▶ **Task brief**
Go through the entries below and write each one out exactly.

▶ **Entries taken from a collection**
****************************************

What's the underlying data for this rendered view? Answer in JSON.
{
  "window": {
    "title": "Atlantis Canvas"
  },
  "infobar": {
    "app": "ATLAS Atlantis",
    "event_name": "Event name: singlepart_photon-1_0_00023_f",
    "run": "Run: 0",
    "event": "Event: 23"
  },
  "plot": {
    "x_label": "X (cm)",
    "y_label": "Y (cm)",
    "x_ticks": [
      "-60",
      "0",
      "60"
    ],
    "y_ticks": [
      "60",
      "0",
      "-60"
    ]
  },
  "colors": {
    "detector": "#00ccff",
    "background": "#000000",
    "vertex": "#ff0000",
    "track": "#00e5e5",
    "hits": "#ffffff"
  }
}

****************************************

▶ **Output of the exercise**
What's the underlying data for this rendered view? Answer in JSON.
{
  "window": {
    "title": "Atlantis Canvas"
  },
  "infobar": {
    "app": "ATLAS Atlantis",
    "event_name": "Event name: singlepart_photon-1_0_00023_f",
    "run": "Run: 0",
    "event": "Event: 23"
  },
  "plot": {
    "x_label": "X (cm)",
    "y_label": "Y (cm)",
    "x_ticks": [
      "-60",
      "0",
      "60"
    ],
    "y_ticks": [
      "60",
      "0",
      "-60"
    ]
  },
  "colors": {
    "detector": "#00ccff",
    "background": "#000000",
    "vertex": "#ff0000",
    "track": "#00e5e5",
    "hits": "#ffffff"
  }
}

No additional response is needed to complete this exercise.